===== Material shown
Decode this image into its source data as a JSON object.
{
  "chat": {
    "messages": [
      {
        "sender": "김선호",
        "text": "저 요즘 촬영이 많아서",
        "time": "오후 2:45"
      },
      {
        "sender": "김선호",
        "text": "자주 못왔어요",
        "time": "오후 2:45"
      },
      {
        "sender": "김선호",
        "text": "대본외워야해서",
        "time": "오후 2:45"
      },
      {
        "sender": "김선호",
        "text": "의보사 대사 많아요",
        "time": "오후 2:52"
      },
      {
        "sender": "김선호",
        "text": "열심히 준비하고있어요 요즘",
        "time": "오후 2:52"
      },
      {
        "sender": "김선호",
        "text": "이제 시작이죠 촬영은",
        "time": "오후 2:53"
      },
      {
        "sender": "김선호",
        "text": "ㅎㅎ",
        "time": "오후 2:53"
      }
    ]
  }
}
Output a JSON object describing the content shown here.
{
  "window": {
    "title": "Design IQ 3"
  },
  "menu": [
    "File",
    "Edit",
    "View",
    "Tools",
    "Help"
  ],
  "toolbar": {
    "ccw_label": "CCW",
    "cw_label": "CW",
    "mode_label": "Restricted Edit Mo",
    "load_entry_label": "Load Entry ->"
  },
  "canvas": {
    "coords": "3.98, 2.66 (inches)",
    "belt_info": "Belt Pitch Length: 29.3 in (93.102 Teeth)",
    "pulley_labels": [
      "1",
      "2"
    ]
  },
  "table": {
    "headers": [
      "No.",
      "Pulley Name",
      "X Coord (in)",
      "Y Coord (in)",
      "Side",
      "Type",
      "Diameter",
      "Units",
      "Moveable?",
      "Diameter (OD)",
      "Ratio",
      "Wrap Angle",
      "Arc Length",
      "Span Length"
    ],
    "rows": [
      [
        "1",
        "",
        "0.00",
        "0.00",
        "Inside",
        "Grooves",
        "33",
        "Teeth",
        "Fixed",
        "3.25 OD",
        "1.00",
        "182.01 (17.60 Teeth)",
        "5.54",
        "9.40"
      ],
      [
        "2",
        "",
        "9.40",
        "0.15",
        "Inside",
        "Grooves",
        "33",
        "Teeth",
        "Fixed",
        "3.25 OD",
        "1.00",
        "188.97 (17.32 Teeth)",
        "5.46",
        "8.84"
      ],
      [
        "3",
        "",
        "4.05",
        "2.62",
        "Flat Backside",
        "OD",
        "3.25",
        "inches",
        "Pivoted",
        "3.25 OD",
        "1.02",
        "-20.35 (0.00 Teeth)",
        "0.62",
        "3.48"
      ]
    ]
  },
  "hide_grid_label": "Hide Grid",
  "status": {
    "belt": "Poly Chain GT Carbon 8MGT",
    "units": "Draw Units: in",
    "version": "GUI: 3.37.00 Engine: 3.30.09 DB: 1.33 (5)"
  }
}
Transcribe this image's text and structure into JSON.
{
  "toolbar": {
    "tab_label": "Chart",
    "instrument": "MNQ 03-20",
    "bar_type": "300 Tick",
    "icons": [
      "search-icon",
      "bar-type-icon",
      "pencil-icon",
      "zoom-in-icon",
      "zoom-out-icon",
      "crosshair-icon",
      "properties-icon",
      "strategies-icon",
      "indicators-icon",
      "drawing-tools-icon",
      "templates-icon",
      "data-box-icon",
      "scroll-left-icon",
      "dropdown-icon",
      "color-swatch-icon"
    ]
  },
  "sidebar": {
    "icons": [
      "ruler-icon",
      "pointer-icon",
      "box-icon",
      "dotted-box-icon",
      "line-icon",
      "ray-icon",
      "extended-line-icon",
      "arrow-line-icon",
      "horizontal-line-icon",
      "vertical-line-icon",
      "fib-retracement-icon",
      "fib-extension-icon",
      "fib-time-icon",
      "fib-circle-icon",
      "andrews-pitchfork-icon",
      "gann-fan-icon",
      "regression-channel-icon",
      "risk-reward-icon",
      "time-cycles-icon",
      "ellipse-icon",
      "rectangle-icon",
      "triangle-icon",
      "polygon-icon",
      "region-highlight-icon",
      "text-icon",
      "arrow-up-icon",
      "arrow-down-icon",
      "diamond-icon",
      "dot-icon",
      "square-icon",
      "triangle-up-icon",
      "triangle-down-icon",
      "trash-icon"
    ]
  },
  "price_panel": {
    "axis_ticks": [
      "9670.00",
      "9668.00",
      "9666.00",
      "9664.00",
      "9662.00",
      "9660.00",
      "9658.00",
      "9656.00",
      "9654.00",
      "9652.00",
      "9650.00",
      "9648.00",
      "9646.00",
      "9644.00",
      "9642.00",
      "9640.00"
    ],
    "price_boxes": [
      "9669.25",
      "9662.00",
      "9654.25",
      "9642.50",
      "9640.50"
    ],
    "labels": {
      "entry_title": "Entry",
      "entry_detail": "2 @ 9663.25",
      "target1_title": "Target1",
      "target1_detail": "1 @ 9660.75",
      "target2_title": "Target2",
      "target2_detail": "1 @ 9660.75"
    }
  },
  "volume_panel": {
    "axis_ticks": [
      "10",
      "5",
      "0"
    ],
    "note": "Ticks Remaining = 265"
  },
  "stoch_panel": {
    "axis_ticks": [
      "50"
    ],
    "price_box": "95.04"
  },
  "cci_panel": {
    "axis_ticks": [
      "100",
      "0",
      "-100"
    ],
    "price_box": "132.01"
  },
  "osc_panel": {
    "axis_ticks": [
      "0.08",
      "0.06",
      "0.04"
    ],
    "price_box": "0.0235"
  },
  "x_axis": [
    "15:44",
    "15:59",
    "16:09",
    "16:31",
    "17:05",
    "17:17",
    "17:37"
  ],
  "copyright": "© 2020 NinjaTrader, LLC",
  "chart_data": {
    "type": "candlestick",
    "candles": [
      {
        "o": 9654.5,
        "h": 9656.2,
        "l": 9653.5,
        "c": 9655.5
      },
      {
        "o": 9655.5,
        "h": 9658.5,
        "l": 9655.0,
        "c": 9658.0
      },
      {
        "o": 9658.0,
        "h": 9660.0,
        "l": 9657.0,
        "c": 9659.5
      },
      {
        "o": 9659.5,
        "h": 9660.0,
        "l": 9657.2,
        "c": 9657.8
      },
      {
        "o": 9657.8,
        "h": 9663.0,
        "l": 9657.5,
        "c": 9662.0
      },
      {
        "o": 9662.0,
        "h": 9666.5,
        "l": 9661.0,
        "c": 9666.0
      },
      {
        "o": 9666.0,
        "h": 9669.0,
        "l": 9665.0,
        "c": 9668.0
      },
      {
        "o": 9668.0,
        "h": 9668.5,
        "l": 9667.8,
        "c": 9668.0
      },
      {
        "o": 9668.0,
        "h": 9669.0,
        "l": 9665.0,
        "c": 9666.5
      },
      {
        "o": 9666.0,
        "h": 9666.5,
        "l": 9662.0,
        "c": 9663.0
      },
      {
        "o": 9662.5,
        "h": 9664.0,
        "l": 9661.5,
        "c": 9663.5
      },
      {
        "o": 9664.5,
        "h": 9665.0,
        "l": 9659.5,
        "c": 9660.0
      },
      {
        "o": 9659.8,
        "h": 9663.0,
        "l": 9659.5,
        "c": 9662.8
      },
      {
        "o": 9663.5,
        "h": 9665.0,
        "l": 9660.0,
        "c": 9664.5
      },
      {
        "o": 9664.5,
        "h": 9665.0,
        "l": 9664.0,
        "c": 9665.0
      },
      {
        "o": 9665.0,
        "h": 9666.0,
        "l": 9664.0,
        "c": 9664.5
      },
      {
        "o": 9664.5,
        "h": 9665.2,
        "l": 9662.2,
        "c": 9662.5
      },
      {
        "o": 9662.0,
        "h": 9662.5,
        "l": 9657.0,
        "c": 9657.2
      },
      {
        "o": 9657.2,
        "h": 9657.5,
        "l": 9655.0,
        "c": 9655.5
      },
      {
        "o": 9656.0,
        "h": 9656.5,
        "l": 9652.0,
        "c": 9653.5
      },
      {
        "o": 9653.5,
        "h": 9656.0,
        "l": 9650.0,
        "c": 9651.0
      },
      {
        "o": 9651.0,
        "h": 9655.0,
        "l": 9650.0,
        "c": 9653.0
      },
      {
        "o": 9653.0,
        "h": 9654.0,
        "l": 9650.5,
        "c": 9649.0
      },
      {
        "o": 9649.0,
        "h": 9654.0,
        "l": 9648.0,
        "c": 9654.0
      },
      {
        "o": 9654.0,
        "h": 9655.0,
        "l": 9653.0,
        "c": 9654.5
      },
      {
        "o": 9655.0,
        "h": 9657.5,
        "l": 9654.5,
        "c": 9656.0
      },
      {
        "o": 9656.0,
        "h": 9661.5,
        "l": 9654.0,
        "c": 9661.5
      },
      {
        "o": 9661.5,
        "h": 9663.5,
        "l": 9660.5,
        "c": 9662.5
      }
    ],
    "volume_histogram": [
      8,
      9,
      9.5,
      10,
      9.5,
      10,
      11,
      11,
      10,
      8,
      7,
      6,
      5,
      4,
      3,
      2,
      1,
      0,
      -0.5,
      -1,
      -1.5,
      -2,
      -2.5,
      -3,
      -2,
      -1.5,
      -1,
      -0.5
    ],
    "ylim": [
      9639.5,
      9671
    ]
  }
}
==========
(Problem details): Your answer should be one number: how many lines of the listing include the word "arrow".

(Task answer): 3